Your task:
What follows is a listing to be transcribed exactly.
--- BEGIN Dataset rows ---
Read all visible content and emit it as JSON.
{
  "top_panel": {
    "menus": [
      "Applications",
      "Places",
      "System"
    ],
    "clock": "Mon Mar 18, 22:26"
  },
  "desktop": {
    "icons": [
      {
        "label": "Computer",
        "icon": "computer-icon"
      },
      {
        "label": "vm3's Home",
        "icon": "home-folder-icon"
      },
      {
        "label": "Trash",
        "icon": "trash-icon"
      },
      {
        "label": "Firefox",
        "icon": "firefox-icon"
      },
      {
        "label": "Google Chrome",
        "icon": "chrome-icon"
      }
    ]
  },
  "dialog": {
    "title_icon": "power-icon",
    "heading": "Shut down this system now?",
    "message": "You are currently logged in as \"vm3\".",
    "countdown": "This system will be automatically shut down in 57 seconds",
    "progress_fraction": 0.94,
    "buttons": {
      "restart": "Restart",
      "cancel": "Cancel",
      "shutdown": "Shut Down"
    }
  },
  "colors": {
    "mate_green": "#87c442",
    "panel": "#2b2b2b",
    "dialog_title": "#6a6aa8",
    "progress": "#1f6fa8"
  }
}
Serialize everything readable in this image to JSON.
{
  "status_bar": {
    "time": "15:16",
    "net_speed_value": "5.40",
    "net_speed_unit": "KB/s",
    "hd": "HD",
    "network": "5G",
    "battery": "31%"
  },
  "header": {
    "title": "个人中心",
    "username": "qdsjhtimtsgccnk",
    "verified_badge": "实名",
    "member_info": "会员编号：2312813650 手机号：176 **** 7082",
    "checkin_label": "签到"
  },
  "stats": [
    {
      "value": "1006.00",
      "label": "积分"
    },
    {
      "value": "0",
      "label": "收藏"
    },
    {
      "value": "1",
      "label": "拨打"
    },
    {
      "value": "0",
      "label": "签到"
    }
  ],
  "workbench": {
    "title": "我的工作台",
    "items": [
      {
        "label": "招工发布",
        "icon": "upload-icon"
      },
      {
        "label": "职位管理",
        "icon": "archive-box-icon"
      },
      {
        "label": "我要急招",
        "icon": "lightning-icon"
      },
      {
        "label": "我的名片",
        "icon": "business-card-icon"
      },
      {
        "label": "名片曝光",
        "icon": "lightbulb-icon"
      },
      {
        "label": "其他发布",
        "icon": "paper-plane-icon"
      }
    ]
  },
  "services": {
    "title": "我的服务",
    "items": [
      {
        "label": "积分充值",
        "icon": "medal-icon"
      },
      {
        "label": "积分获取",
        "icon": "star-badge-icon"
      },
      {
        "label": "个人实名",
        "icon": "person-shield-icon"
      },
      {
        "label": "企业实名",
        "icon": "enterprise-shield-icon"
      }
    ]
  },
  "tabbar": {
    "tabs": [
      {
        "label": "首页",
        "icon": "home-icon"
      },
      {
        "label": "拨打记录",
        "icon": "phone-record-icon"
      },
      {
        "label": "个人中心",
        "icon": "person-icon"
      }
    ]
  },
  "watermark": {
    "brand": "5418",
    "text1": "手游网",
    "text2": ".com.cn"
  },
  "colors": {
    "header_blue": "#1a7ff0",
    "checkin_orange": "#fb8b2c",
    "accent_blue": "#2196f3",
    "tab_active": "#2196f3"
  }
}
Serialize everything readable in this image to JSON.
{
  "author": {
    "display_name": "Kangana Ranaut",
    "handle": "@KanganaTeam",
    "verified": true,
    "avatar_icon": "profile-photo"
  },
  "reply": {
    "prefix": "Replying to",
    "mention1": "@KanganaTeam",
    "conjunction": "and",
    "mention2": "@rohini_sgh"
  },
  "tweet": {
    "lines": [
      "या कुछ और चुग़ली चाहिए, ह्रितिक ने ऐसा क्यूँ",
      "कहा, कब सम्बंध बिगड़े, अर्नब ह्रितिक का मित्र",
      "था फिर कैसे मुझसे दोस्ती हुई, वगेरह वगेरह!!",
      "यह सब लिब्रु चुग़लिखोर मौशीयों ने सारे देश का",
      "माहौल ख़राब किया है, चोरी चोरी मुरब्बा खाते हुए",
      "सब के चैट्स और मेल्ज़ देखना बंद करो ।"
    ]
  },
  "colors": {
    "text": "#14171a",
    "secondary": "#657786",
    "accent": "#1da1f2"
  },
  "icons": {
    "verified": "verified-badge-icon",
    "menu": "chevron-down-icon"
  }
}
--- END Dataset rows ---
Full answer:
Read all visible content and emit it as JSON.
{
  "top_panel": {
    "menus": [
      "Applications",
      "Places",
      "System"
    ],
    "clock": "Mon Mar 18, 22:26"
  },
  "desktop": {
    "icons": [
      {
        "label": "Computer",
        "icon": "computer-icon"
      },
      {
        "label": "vm3's Home",
        "icon": "home-folder-icon"
      },
      {
        "label": "Trash",
        "icon": "trash-icon"
      },
      {
        "label": "Firefox",
        "icon": "firefox-icon"
      },
      {
        "label": "Google Chrome",
        "icon": "chrome-icon"
      }
    ]
  },
  "dialog": {
    "title_icon": "power-icon",
    "heading": "Shut down this system now?",
    "message": "You are currently logged in as \"vm3\".",
    "countdown": "This system will be automatically shut down in 57 seconds",
    "progress_fraction": 0.94,
    "buttons": {
      "restart": "Restart",
      "cancel": "Cancel",
      "shutdown": "Shut Down"
    }
  },
  "colors": {
    "mate_green": "#87c442",
    "panel": "#2b2b2b",
    "dialog_title": "#6a6aa8",
    "progress": "#1f6fa8"
  }
}
Serialize everything readable in this image to JSON.
{
  "status_bar": {
    "time": "15:16",
    "net_speed_value": "5.40",
    "net_speed_unit": "KB/s",
    "hd": "HD",
    "network": "5G",
    "battery": "31%"
  },
  "header": {
    "title": "个人中心",
    "username": "qdsjhtimtsgccnk",
    "verified_badge": "实名",
    "member_info": "会员编号：2312813650 手机号：176 **** 7082",
    "checkin_label": "签到"
  },
  "stats": [
    {
      "value": "1006.00",
      "label": "积分"
    },
    {
      "value": "0",
      "label": "收藏"
    },
    {
      "value": "1",
      "label": "拨打"
    },
    {
      "value": "0",
      "label": "签到"
    }
  ],
  "workbench": {
    "title": "我的工作台",
    "items": [
      {
        "label": "招工发布",
        "icon": "upload-icon"
      },
      {
        "label": "职位管理",
        "icon": "archive-box-icon"
      },
      {
        "label": "我要急招",
        "icon": "lightning-icon"
      },
      {
        "label": "我的名片",
        "icon": "business-card-icon"
      },
      {
        "label": "名片曝光",
        "icon": "lightbulb-icon"
      },
      {
        "label": "其他发布",
        "icon": "paper-plane-icon"
      }
    ]
  },
  "services": {
    "title": "我的服务",
    "items": [
      {
        "label": "积分充值",
        "icon": "medal-icon"
      },
      {
        "label": "积分获取",
        "icon": "star-badge-icon"
      },
      {
        "label": "个人实名",
        "icon": "person-shield-icon"
      },
      {
        "label": "企业实名",
        "icon": "enterprise-shield-icon"
      }
    ]
  },
  "tabbar": {
    "tabs": [
      {
        "label": "首页",
        "icon": "home-icon"
      },
      {
        "label": "拨打记录",
        "icon": "phone-record-icon"
      },
      {
        "label": "个人中心",
        "icon": "person-icon"
      }
    ]
  },
  "watermark": {
    "brand": "5418",
    "text1": "手游网",
    "text2": ".com.cn"
  },
  "colors": {
    "header_blue": "#1a7ff0",
    "checkin_orange": "#fb8b2c",
    "accent_blue": "#2196f3",
    "tab_active": "#2196f3"
  }
}
Serialize everything readable in this image to JSON.
{
  "author": {
    "display_name": "Kangana Ranaut",
    "handle": "@KanganaTeam",
    "verified": true,
    "avatar_icon": "profile-photo"
  },
  "reply": {
    "prefix": "Replying to",
    "mention1": "@KanganaTeam",
    "conjunction": "and",
    "mention2": "@rohini_sgh"
  },
  "tweet": {
    "lines": [
      "या कुछ और चुग़ली चाहिए, ह्रितिक ने ऐसा क्यूँ",
      "कहा, कब सम्बंध बिगड़े, अर्नब ह्रितिक का मित्र",
      "था फिर कैसे मुझसे दोस्ती हुई, वगेरह वगेरह!!",
      "यह सब लिब्रु चुग़लिखोर मौशीयों ने सारे देश का",
      "माहौल ख़राब किया है, चोरी चोरी मुरब्बा खाते हुए",
      "सब के चैट्स और मेल्ज़ देखना बंद करो ।"
    ]
  },
  "colors": {
    "text": "#14171a",
    "secondary": "#657786",
    "accent": "#1da1f2"
  },
  "icons": {
    "verified": "verified-badge-icon",
    "menu": "chevron-down-icon"
  }
}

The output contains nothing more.